Select each line where the word "desenvolvimento" appears.

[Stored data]
^^^^

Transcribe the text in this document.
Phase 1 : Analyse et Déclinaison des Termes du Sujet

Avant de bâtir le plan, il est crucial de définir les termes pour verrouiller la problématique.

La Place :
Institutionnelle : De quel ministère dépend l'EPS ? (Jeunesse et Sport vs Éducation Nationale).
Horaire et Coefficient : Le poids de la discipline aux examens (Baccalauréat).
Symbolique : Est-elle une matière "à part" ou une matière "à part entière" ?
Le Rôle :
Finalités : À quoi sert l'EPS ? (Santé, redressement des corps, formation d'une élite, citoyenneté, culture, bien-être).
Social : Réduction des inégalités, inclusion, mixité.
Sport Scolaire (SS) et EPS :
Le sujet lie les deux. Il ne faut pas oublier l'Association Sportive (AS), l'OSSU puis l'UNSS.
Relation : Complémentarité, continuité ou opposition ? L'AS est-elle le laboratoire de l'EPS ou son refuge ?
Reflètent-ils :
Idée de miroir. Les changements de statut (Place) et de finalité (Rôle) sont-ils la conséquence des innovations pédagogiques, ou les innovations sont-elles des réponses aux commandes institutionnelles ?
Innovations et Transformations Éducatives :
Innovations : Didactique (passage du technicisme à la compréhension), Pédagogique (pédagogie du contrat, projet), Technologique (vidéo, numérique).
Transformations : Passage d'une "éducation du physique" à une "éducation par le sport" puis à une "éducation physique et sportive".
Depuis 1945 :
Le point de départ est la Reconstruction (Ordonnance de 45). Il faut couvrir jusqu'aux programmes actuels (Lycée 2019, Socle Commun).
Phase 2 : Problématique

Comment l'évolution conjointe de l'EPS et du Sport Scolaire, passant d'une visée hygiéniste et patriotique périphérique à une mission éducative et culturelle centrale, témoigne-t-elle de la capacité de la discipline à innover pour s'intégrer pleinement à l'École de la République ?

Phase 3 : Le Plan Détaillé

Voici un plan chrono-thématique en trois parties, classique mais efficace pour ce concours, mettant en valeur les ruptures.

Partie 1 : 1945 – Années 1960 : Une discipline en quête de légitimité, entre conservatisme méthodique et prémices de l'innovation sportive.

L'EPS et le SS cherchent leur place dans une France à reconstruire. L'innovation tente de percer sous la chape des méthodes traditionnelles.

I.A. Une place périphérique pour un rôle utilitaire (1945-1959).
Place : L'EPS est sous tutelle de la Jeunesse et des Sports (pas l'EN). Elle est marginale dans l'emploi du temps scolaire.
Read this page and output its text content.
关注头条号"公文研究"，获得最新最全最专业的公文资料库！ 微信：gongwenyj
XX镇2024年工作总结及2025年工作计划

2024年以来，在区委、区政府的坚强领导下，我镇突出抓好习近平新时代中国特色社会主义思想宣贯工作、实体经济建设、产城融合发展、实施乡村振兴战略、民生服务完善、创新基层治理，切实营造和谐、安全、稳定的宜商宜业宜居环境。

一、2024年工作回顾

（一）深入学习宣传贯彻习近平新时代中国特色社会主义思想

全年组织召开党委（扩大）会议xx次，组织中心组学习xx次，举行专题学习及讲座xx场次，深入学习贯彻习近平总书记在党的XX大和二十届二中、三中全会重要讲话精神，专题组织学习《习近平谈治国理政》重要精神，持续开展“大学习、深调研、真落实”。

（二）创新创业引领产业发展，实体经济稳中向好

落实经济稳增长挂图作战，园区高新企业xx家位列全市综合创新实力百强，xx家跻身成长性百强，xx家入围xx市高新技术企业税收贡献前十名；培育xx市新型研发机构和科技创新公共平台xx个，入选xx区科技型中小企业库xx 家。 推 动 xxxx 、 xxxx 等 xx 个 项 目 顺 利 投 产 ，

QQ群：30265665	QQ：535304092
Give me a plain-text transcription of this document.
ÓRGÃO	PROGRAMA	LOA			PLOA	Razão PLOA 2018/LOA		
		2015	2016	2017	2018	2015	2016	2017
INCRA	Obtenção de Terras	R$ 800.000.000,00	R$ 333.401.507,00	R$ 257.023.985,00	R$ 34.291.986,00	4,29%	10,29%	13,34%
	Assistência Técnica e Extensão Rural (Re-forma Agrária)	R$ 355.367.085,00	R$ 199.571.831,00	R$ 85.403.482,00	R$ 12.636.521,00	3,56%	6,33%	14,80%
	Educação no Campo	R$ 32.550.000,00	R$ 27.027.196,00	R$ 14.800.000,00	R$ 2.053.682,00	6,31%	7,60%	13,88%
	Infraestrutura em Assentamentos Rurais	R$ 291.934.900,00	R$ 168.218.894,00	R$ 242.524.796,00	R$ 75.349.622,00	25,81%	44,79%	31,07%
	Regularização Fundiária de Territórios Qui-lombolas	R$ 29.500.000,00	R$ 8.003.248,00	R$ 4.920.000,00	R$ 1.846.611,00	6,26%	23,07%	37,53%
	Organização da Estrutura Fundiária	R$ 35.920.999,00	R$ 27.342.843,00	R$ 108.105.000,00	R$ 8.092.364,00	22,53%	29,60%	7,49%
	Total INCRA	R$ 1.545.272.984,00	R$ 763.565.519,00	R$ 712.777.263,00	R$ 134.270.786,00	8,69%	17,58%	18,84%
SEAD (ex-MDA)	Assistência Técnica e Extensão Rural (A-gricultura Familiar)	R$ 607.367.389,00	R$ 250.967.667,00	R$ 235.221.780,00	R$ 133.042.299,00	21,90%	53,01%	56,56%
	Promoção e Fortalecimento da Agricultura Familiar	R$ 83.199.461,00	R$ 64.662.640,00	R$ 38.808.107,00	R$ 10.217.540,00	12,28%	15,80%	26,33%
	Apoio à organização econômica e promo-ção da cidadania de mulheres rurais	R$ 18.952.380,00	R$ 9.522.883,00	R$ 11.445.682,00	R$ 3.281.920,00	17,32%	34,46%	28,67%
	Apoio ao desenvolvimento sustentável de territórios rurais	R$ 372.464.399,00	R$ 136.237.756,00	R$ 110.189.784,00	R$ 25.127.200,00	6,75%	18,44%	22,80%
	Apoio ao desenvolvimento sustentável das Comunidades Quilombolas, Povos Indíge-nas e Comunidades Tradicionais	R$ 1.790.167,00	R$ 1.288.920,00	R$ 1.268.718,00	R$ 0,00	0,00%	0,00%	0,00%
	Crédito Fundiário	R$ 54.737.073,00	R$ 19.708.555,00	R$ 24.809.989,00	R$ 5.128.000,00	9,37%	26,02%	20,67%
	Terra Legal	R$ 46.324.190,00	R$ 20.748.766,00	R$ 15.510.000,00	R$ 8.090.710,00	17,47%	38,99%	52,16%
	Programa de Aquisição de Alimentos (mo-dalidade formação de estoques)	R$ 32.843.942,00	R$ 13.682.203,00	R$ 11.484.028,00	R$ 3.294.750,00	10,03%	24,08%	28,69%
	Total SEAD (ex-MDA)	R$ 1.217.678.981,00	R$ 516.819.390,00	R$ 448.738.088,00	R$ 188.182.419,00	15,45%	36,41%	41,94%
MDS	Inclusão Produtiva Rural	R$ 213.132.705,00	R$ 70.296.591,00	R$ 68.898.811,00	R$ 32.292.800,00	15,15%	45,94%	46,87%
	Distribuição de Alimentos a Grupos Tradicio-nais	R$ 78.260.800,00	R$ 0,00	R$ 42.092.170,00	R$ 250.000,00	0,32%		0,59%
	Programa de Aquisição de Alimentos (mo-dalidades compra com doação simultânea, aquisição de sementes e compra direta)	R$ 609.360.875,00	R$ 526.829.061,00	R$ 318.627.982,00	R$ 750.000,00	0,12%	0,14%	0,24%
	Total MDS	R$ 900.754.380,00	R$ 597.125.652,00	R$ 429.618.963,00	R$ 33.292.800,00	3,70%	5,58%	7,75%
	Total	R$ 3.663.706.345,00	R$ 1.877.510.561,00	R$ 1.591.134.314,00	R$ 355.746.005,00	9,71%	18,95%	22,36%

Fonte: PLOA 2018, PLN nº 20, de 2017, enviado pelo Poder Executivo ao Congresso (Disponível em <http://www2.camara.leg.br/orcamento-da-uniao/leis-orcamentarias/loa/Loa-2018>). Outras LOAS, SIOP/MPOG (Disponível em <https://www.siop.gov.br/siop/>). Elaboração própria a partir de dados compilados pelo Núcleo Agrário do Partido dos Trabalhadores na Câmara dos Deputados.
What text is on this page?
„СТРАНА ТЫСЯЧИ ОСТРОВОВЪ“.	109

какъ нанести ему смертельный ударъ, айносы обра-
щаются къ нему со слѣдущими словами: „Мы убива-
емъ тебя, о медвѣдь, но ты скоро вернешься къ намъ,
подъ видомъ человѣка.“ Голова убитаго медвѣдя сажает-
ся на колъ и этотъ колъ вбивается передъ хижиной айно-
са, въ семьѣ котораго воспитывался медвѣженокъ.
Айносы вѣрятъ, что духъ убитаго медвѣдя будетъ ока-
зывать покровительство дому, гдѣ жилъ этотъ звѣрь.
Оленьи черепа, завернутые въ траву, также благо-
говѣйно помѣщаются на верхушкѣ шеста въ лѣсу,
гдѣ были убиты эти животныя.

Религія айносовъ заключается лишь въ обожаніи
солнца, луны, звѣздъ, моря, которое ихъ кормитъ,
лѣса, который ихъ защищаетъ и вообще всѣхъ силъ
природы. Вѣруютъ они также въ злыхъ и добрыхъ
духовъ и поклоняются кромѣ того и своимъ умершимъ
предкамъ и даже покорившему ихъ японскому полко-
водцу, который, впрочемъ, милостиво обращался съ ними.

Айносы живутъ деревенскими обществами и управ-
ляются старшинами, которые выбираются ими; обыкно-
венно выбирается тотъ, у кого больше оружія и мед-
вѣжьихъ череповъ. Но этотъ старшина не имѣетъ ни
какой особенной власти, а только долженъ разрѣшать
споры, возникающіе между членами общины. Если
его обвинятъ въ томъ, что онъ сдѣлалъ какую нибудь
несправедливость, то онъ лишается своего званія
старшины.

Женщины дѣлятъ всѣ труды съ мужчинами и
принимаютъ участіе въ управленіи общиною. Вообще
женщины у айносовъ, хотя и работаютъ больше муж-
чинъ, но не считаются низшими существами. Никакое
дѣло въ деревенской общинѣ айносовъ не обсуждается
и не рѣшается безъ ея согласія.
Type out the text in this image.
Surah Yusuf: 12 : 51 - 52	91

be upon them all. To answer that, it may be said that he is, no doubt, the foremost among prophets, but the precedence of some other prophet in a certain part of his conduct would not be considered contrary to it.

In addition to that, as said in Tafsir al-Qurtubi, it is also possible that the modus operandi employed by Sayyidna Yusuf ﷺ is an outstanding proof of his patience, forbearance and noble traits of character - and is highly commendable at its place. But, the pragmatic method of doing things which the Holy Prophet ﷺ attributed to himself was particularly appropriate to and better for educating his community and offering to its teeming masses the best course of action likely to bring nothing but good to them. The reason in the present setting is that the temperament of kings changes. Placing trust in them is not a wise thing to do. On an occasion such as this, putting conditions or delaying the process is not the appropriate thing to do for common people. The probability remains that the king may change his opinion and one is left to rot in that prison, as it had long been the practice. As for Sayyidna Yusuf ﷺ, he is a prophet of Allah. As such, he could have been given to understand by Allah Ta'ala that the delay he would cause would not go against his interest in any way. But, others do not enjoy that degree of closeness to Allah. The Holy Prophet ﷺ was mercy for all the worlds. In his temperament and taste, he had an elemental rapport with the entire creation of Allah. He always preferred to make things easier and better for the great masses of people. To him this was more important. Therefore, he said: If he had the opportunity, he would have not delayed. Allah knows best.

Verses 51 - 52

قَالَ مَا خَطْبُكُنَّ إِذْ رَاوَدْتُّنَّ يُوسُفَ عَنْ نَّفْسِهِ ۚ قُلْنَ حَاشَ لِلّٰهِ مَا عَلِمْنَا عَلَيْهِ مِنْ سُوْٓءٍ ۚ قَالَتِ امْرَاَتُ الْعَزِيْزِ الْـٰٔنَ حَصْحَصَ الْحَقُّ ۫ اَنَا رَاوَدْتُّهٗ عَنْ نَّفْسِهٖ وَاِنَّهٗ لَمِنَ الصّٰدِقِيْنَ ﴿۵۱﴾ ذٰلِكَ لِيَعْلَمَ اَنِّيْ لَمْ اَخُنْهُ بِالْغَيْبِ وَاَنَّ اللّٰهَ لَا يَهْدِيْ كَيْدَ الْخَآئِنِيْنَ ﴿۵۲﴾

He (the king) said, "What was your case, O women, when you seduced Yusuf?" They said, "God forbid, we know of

^^^^

• _RESULT OF THE TASK_
	Apoio ao desenvolvimento sustentável de territórios rurais	R$ 372.464.399,00	R$ 136.237.756,00	R$ 110.189.784,00	R$ 25.127.200,00	6,75%	18,44%	22,80%
	Apoio ao desenvolvimento sustentável das Comunidades Quilombolas, Povos Indíge-nas e Comunidades Tradicionais	R$ 1.790.167,00	R$ 1.288.920,00	R$ 1.268.718,00	R$ 0,00	0,00%	0,00%	0,00%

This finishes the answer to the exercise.